Given exercise:
Copy each line containing the word "Portugal" from the records that follow, please.

Provided data:
....................

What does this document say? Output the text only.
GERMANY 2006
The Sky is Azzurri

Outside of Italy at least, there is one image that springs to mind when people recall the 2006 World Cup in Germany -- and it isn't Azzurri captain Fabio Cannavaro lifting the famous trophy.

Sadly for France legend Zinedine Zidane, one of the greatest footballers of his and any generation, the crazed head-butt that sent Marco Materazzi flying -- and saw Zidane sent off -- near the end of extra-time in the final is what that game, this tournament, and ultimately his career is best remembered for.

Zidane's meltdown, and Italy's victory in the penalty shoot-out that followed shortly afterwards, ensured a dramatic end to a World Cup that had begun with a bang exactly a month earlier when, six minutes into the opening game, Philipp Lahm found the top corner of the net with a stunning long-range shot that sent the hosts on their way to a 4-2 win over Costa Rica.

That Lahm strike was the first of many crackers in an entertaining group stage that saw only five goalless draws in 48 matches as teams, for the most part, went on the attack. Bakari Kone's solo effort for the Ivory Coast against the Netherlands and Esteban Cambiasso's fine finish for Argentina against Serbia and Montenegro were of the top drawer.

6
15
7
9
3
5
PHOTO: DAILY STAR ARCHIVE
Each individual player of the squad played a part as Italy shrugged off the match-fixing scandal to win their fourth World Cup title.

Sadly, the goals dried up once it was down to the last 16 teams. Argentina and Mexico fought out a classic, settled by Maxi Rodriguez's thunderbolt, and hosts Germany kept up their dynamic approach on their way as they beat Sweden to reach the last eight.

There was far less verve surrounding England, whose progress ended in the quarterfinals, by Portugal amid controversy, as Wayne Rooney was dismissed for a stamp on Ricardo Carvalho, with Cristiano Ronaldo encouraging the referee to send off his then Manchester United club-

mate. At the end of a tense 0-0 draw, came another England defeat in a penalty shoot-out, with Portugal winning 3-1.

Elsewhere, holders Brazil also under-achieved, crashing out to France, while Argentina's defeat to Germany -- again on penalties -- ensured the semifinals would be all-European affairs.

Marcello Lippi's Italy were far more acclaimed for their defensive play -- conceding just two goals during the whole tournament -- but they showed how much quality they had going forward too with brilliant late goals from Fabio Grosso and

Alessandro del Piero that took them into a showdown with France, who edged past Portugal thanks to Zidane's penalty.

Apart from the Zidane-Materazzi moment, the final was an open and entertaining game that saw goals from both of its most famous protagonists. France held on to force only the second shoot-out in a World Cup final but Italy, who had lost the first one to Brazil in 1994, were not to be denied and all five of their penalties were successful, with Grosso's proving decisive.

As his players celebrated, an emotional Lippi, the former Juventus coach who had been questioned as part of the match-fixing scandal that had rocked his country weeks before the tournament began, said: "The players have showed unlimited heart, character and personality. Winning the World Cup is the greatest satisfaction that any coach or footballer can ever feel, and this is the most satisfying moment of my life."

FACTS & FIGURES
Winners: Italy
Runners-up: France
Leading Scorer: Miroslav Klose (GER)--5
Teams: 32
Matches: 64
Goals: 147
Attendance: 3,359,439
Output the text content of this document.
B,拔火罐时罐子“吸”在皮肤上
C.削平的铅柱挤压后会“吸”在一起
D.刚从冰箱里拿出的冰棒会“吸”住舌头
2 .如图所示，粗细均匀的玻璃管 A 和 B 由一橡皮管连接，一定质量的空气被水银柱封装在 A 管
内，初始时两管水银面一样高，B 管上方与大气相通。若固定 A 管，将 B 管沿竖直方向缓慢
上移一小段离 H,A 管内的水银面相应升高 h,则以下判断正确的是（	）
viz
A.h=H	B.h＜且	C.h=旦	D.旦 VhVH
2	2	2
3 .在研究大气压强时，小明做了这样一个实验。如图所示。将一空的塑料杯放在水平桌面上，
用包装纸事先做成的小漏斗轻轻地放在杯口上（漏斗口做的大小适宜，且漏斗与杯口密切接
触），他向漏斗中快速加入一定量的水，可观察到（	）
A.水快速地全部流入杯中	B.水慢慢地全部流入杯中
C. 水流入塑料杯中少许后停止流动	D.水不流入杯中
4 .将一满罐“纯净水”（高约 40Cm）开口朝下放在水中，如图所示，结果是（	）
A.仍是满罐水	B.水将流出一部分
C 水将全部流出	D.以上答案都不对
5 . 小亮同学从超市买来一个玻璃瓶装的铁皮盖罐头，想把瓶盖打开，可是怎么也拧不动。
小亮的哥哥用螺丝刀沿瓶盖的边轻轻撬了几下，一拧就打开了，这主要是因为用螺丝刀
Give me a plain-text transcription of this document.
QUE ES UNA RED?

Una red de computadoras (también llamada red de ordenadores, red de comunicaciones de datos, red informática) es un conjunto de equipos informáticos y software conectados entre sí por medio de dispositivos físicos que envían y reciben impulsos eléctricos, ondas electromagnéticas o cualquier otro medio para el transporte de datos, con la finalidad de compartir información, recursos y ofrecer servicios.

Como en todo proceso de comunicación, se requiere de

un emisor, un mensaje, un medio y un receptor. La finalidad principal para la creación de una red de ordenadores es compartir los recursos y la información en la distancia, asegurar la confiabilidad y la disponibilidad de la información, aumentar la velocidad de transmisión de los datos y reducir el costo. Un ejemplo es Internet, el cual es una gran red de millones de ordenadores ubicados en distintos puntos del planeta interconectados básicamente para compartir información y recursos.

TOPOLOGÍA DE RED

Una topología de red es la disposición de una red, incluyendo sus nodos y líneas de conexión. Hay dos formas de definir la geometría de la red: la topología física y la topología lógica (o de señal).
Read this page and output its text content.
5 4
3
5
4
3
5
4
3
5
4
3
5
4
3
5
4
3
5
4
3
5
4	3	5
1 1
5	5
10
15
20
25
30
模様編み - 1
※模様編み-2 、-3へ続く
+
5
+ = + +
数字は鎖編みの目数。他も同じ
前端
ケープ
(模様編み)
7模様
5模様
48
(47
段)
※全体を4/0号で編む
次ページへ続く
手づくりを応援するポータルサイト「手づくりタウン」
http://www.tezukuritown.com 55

....................

Task response:
There was far less verve surrounding England, whose progress ended in the quarterfinals, by Portugal amid controversy, as Wayne Rooney was dismissed for a stamp on Ricardo Carvalho, with Cristiano Ronaldo encouraging the referee to send off his then Manchester United club-
mate. At the end of a tense 0-0 draw, came another England defeat in a penalty shoot-out, with Portugal winning 3-1.
Alessandro del Piero that took them into a showdown with France, who edged past Portugal thanks to Zidane's penalty.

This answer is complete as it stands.